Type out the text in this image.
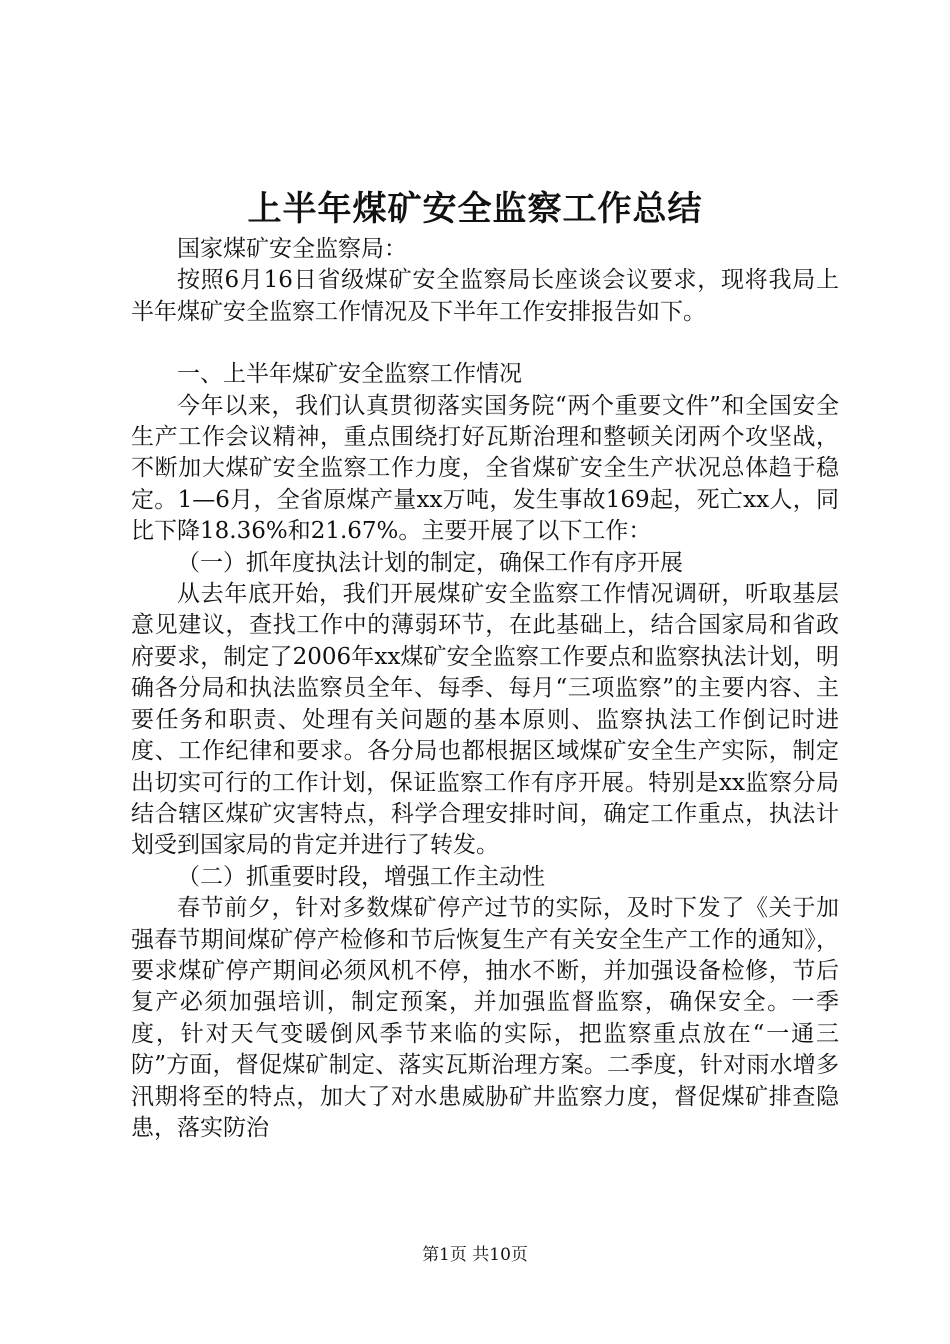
上半年煤矿安全监察工作总结

国家煤矿安全监察局：

按照6月16日省级煤矿安全监察局长座谈会议要求，现将我局上半年煤矿安全监察工作情况及下半年工作安排报告如下。

一、上半年煤矿安全监察工作情况

今年以来，我们认真贯彻落实国务院“两个重要文件”和全国安全生产工作会议精神，重点围绕打好瓦斯治理和整顿关闭两个攻坚战，不断加大煤矿安全监察工作力度，全省煤矿安全生产状况总体趋于稳定。1—6月，全省原煤产量xx万吨，发生事故169起，死亡xx人，同比下降18.36%和21.67%。主要开展了以下工作：

（一）抓年度执法计划的制定，确保工作有序开展

从去年底开始，我们开展煤矿安全监察工作情况调研，听取基层意见建议，查找工作中的薄弱环节，在此基础上，结合国家局和省政府要求，制定了2006年xx煤矿安全监察工作要点和监察执法计划，明确各分局和执法监察员全年、每季、每月“三项监察”的主要内容、主要任务和职责、处理有关问题的基本原则、监察执法工作倒记时进度、工作纪律和要求。各分局也都根据区域煤矿安全生产实际，制定出切实可行的工作计划，保证监察工作有序开展。特别是xx监察分局结合辖区煤矿灾害特点，科学合理安排时间，确定工作重点，执法计划受到国家局的肯定并进行了转发。

（二）抓重要时段，增强工作主动性

春节前夕，针对多数煤矿停产过节的实际，及时下发了《关于加强春节期间煤矿停产检修和节后恢复生产有关安全生产工作的通知》，要求煤矿停产期间必须风机不停，抽水不断，并加强设备检修，节后复产必须加强培训，制定预案，并加强监督监察，确保安全。一季度，针对天气变暖倒风季节来临的实际，把监察重点放在“一通三防”方面，督促煤矿制定、落实瓦斯治理方案。二季度，针对雨水增多汛期将至的特点，加大了对水患威胁矿井监察力度，督促煤矿排查隐患，落实防治

第1页 共10页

__________

EXERCISE DESCRIPTION: Write out the whole listing exactly, and drop the pictures.

WRITTEN ANSWER:
Type out the text in this image.
上半年煤矿安全监察工作总结

国家煤矿安全监察局：

按照6月16日省级煤矿安全监察局长座谈会议要求，现将我局上半年煤矿安全监察工作情况及下半年工作安排报告如下。

一、上半年煤矿安全监察工作情况

今年以来，我们认真贯彻落实国务院“两个重要文件”和全国安全生产工作会议精神，重点围绕打好瓦斯治理和整顿关闭两个攻坚战，不断加大煤矿安全监察工作力度，全省煤矿安全生产状况总体趋于稳定。1—6月，全省原煤产量xx万吨，发生事故169起，死亡xx人，同比下降18.36%和21.67%。主要开展了以下工作：

（一）抓年度执法计划的制定，确保工作有序开展

从去年底开始，我们开展煤矿安全监察工作情况调研，听取基层意见建议，查找工作中的薄弱环节，在此基础上，结合国家局和省政府要求，制定了2006年xx煤矿安全监察工作要点和监察执法计划，明确各分局和执法监察员全年、每季、每月“三项监察”的主要内容、主要任务和职责、处理有关问题的基本原则、监察执法工作倒记时进度、工作纪律和要求。各分局也都根据区域煤矿安全生产实际，制定出切实可行的工作计划，保证监察工作有序开展。特别是xx监察分局结合辖区煤矿灾害特点，科学合理安排时间，确定工作重点，执法计划受到国家局的肯定并进行了转发。

（二）抓重要时段，增强工作主动性

春节前夕，针对多数煤矿停产过节的实际，及时下发了《关于加强春节期间煤矿停产检修和节后恢复生产有关安全生产工作的通知》，要求煤矿停产期间必须风机不停，抽水不断，并加强设备检修，节后复产必须加强培训，制定预案，并加强监督监察，确保安全。一季度，针对天气变暖倒风季节来临的实际，把监察重点放在“一通三防”方面，督促煤矿制定、落实瓦斯治理方案。二季度，针对雨水增多汛期将至的特点，加大了对水患威胁矿井监察力度，督促煤矿排查隐患，落实防治

第1页 共10页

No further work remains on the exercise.